## Start DATA SUPPLIED

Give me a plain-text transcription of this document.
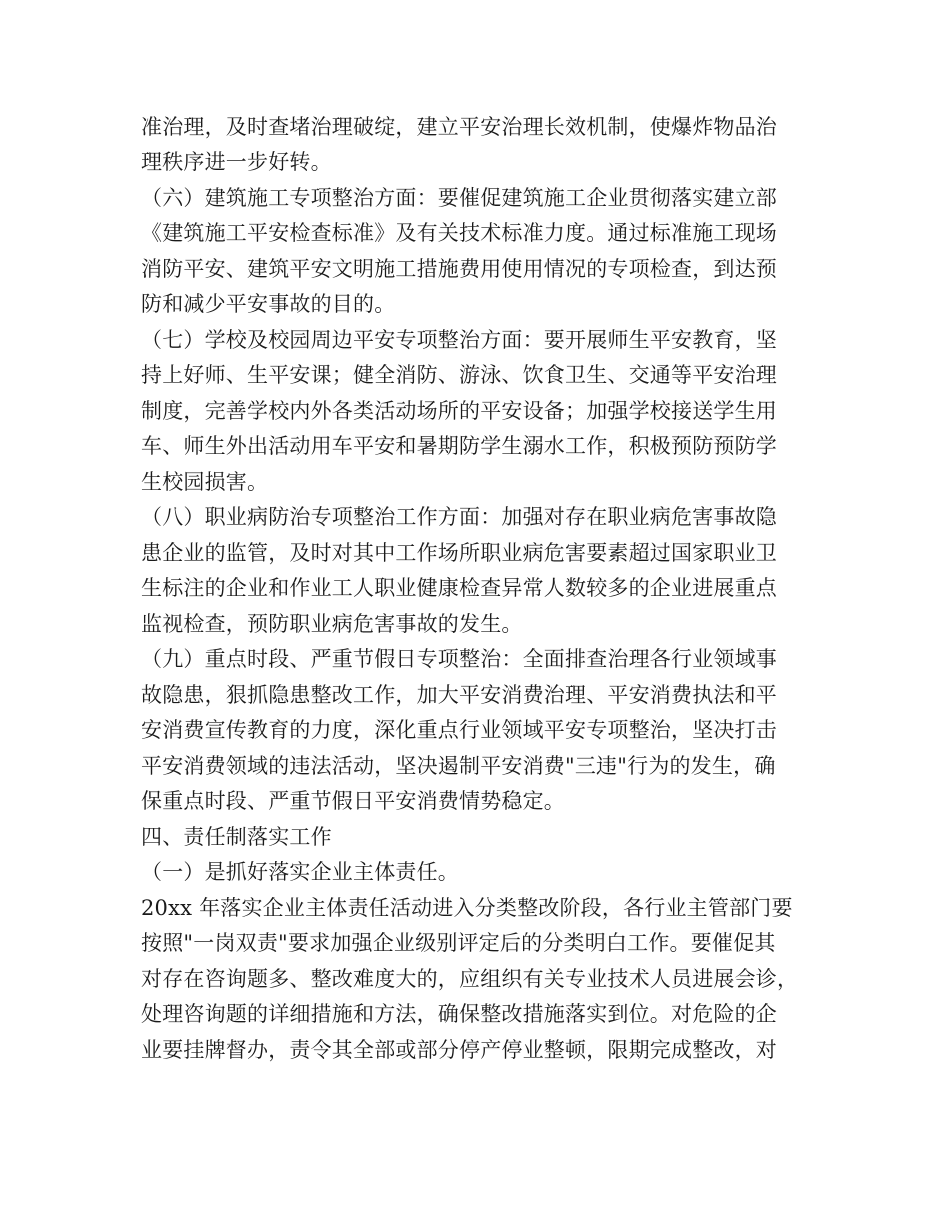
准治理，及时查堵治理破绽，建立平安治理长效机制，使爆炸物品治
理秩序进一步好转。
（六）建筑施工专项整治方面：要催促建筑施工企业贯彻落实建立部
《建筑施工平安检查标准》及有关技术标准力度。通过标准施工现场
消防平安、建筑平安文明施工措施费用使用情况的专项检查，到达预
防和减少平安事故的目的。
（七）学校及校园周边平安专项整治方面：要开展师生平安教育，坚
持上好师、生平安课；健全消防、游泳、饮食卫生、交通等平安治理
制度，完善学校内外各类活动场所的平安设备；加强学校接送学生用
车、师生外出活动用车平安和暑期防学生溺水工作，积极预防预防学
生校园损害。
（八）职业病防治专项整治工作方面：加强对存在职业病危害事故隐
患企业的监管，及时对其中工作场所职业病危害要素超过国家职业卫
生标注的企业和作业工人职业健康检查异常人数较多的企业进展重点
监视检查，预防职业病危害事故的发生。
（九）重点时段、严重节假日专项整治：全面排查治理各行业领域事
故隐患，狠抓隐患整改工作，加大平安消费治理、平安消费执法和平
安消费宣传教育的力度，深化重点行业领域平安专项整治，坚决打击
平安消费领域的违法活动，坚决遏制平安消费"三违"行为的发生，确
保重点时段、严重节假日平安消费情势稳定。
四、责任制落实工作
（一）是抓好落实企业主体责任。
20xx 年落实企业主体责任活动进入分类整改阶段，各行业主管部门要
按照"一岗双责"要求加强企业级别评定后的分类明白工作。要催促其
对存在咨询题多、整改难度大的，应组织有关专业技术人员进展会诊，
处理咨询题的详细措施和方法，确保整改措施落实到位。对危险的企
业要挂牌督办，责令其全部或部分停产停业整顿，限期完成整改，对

## End DATA SUPPLIED

_GIVEN TASK_
Transcribe the whole listing exactly. Pictures stay out of your copy.

_TASK SOLUTION_
Give me a plain-text transcription of this document.
准治理，及时查堵治理破绽，建立平安治理长效机制，使爆炸物品治
理秩序进一步好转。
（六）建筑施工专项整治方面：要催促建筑施工企业贯彻落实建立部
《建筑施工平安检查标准》及有关技术标准力度。通过标准施工现场
消防平安、建筑平安文明施工措施费用使用情况的专项检查，到达预
防和减少平安事故的目的。
（七）学校及校园周边平安专项整治方面：要开展师生平安教育，坚
持上好师、生平安课；健全消防、游泳、饮食卫生、交通等平安治理
制度，完善学校内外各类活动场所的平安设备；加强学校接送学生用
车、师生外出活动用车平安和暑期防学生溺水工作，积极预防预防学
生校园损害。
（八）职业病防治专项整治工作方面：加强对存在职业病危害事故隐
患企业的监管，及时对其中工作场所职业病危害要素超过国家职业卫
生标注的企业和作业工人职业健康检查异常人数较多的企业进展重点
监视检查，预防职业病危害事故的发生。
（九）重点时段、严重节假日专项整治：全面排查治理各行业领域事
故隐患，狠抓隐患整改工作，加大平安消费治理、平安消费执法和平
安消费宣传教育的力度，深化重点行业领域平安专项整治，坚决打击
平安消费领域的违法活动，坚决遏制平安消费"三违"行为的发生，确
保重点时段、严重节假日平安消费情势稳定。
四、责任制落实工作
（一）是抓好落实企业主体责任。
20xx 年落实企业主体责任活动进入分类整改阶段，各行业主管部门要
按照"一岗双责"要求加强企业级别评定后的分类明白工作。要催促其
对存在咨询题多、整改难度大的，应组织有关专业技术人员进展会诊，
处理咨询题的详细措施和方法，确保整改措施落实到位。对危险的企
业要挂牌督办，责令其全部或部分停产停业整顿，限期完成整改，对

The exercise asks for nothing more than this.